TASK GOAL
Report all lines from the entries below in which "作业精灵" appears.
────────────────
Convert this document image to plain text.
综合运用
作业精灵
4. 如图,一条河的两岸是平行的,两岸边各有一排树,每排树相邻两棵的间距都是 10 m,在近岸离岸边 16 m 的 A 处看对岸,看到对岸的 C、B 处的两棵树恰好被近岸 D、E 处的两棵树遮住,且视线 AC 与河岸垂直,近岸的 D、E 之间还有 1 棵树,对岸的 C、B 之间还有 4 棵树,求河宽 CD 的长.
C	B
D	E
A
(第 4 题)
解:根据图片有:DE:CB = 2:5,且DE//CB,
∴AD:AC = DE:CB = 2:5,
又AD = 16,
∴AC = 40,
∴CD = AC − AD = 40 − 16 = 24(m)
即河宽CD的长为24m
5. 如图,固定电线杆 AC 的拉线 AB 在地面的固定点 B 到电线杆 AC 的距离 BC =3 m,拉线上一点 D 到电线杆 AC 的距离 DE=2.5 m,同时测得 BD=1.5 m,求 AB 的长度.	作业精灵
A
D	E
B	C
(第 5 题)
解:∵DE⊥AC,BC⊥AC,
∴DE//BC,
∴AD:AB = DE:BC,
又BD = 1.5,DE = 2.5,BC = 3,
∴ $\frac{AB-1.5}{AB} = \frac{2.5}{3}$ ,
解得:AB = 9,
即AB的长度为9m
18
────────────────
SOLUTION
作业精灵
5. 如图,固定电线杆 AC 的拉线 AB 在地面的固定点 B 到电线杆 AC 的距离 BC =3 m,拉线上一点 D 到电线杆 AC 的距离 DE=2.5 m,同时测得 BD=1.5 m,求 AB 的长度.	作业精灵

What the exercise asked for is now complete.